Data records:
────

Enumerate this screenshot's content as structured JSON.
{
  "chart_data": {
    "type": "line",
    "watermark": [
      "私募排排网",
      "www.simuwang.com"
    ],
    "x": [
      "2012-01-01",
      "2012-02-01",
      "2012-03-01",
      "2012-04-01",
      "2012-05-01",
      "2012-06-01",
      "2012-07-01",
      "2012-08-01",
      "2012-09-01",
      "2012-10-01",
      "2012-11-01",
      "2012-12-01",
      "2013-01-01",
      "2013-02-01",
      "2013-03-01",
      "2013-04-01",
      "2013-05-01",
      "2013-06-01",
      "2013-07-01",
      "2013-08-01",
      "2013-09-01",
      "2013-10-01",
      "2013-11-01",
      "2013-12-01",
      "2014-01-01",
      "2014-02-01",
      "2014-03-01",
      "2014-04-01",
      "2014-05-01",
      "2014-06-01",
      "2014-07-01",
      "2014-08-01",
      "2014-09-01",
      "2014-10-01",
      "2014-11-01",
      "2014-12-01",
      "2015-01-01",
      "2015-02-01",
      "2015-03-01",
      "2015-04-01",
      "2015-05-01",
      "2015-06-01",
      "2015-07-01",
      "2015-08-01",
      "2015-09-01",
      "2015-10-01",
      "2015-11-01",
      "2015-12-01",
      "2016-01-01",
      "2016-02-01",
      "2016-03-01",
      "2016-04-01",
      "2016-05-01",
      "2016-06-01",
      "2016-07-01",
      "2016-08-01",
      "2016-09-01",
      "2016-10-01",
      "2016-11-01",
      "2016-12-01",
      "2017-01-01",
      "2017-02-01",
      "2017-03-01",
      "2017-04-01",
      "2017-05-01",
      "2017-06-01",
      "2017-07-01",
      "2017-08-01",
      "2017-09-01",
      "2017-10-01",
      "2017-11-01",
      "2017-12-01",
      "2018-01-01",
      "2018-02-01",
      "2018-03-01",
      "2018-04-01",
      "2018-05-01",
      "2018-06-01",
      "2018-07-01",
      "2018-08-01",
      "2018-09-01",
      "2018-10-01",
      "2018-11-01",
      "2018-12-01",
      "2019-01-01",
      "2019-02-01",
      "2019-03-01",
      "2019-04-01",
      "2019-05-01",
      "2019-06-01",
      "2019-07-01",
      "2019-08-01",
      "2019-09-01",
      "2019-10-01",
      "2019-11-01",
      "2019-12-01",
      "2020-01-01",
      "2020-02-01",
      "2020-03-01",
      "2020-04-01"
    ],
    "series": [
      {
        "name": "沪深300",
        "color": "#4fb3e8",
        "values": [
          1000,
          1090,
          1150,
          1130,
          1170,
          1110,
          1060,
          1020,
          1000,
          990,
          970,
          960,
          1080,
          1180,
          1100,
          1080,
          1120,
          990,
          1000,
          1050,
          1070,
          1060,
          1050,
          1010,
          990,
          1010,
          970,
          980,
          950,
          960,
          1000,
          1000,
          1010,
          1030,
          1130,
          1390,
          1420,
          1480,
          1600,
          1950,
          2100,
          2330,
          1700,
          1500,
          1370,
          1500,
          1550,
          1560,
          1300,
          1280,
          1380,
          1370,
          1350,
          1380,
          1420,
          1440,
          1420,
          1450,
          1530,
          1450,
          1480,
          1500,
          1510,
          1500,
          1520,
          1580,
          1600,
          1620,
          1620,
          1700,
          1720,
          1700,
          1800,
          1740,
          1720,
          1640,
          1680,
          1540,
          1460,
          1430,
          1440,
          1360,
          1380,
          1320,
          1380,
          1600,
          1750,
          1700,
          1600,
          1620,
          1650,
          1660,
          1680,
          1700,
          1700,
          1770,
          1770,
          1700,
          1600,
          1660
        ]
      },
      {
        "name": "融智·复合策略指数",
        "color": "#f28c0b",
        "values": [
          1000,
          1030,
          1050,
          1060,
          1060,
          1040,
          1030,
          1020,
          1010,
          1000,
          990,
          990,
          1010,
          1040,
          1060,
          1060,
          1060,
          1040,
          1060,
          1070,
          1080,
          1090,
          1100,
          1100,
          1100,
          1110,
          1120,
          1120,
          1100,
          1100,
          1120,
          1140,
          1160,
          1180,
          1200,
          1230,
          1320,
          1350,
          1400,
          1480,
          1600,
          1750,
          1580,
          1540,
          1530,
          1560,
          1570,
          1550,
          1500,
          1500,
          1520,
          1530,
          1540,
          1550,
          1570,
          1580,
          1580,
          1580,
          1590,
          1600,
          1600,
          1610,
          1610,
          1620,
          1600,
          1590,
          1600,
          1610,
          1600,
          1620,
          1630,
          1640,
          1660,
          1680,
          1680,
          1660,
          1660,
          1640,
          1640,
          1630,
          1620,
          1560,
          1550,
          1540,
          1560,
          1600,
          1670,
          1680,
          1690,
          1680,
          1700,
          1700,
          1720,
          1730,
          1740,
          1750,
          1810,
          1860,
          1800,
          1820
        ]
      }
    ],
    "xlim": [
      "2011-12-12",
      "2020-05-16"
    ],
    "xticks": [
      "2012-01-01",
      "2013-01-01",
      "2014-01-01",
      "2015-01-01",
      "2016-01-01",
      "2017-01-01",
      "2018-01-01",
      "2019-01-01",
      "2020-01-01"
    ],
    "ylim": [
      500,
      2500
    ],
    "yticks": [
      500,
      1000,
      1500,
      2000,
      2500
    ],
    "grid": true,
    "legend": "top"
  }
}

────

▶ [WRITTEN PROBLEM]: Go back to the listing above and please repeat it exactly.

▶ [SOLUTION TO THIS PROBLEM]:
Enumerate this screenshot's content as structured JSON.
{
  "chart_data": {
    "type": "line",
    "watermark": [
      "私募排排网",
      "www.simuwang.com"
    ],
    "x": [
      "2012-01-01",
      "2012-02-01",
      "2012-03-01",
      "2012-04-01",
      "2012-05-01",
      "2012-06-01",
      "2012-07-01",
      "2012-08-01",
      "2012-09-01",
      "2012-10-01",
      "2012-11-01",
      "2012-12-01",
      "2013-01-01",
      "2013-02-01",
      "2013-03-01",
      "2013-04-01",
      "2013-05-01",
      "2013-06-01",
      "2013-07-01",
      "2013-08-01",
      "2013-09-01",
      "2013-10-01",
      "2013-11-01",
      "2013-12-01",
      "2014-01-01",
      "2014-02-01",
      "2014-03-01",
      "2014-04-01",
      "2014-05-01",
      "2014-06-01",
      "2014-07-01",
      "2014-08-01",
      "2014-09-01",
      "2014-10-01",
      "2014-11-01",
      "2014-12-01",
      "2015-01-01",
      "2015-02-01",
      "2015-03-01",
      "2015-04-01",
      "2015-05-01",
      "2015-06-01",
      "2015-07-01",
      "2015-08-01",
      "2015-09-01",
      "2015-10-01",
      "2015-11-01",
      "2015-12-01",
      "2016-01-01",
      "2016-02-01",
      "2016-03-01",
      "2016-04-01",
      "2016-05-01",
      "2016-06-01",
      "2016-07-01",
      "2016-08-01",
      "2016-09-01",
      "2016-10-01",
      "2016-11-01",
      "2016-12-01",
      "2017-01-01",
      "2017-02-01",
      "2017-03-01",
      "2017-04-01",
      "2017-05-01",
      "2017-06-01",
      "2017-07-01",
      "2017-08-01",
      "2017-09-01",
      "2017-10-01",
      "2017-11-01",
      "2017-12-01",
      "2018-01-01",
      "2018-02-01",
      "2018-03-01",
      "2018-04-01",
      "2018-05-01",
      "2018-06-01",
      "2018-07-01",
      "2018-08-01",
      "2018-09-01",
      "2018-10-01",
      "2018-11-01",
      "2018-12-01",
      "2019-01-01",
      "2019-02-01",
      "2019-03-01",
      "2019-04-01",
      "2019-05-01",
      "2019-06-01",
      "2019-07-01",
      "2019-08-01",
      "2019-09-01",
      "2019-10-01",
      "2019-11-01",
      "2019-12-01",
      "2020-01-01",
      "2020-02-01",
      "2020-03-01",
      "2020-04-01"
    ],
    "series": [
      {
        "name": "沪深300",
        "color": "#4fb3e8",
        "values": [
          1000,
          1090,
          1150,
          1130,
          1170,
          1110,
          1060,
          1020,
          1000,
          990,
          970,
          960,
          1080,
          1180,
          1100,
          1080,
          1120,
          990,
          1000,
          1050,
          1070,
          1060,
          1050,
          1010,
          990,
          1010,
          970,
          980,
          950,
          960,
          1000,
          1000,
          1010,
          1030,
          1130,
          1390,
          1420,
          1480,
          1600,
          1950,
          2100,
          2330,
          1700,
          1500,
          1370,
          1500,
          1550,
          1560,
          1300,
          1280,
          1380,
          1370,
          1350,
          1380,
          1420,
          1440,
          1420,
          1450,
          1530,
          1450,
          1480,
          1500,
          1510,
          1500,
          1520,
          1580,
          1600,
          1620,
          1620,
          1700,
          1720,
          1700,
          1800,
          1740,
          1720,
          1640,
          1680,
          1540,
          1460,
          1430,
          1440,
          1360,
          1380,
          1320,
          1380,
          1600,
          1750,
          1700,
          1600,
          1620,
          1650,
          1660,
          1680,
          1700,
          1700,
          1770,
          1770,
          1700,
          1600,
          1660
        ]
      },
      {
        "name": "融智·复合策略指数",
        "color": "#f28c0b",
        "values": [
          1000,
          1030,
          1050,
          1060,
          1060,
          1040,
          1030,
          1020,
          1010,
          1000,
          990,
          990,
          1010,
          1040,
          1060,
          1060,
          1060,
          1040,
          1060,
          1070,
          1080,
          1090,
          1100,
          1100,
          1100,
          1110,
          1120,
          1120,
          1100,
          1100,
          1120,
          1140,
          1160,
          1180,
          1200,
          1230,
          1320,
          1350,
          1400,
          1480,
          1600,
          1750,
          1580,
          1540,
          1530,
          1560,
          1570,
          1550,
          1500,
          1500,
          1520,
          1530,
          1540,
          1550,
          1570,
          1580,
          1580,
          1580,
          1590,
          1600,
          1600,
          1610,
          1610,
          1620,
          1600,
          1590,
          1600,
          1610,
          1600,
          1620,
          1630,
          1640,
          1660,
          1680,
          1680,
          1660,
          1660,
          1640,
          1640,
          1630,
          1620,
          1560,
          1550,
          1540,
          1560,
          1600,
          1670,
          1680,
          1690,
          1680,
          1700,
          1700,
          1720,
          1730,
          1740,
          1750,
          1810,
          1860,
          1800,
          1820
        ]
      }
    ],
    "xlim": [
      "2011-12-12",
      "2020-05-16"
    ],
    "xticks": [
      "2012-01-01",
      "2013-01-01",
      "2014-01-01",
      "2015-01-01",
      "2016-01-01",
      "2017-01-01",
      "2018-01-01",
      "2019-01-01",
      "2020-01-01"
    ],
    "ylim": [
      500,
      2500
    ],
    "yticks": [
      500,
      1000,
      1500,
      2000,
      2500
    ],
    "grid": true,
    "legend": "top"
  }
}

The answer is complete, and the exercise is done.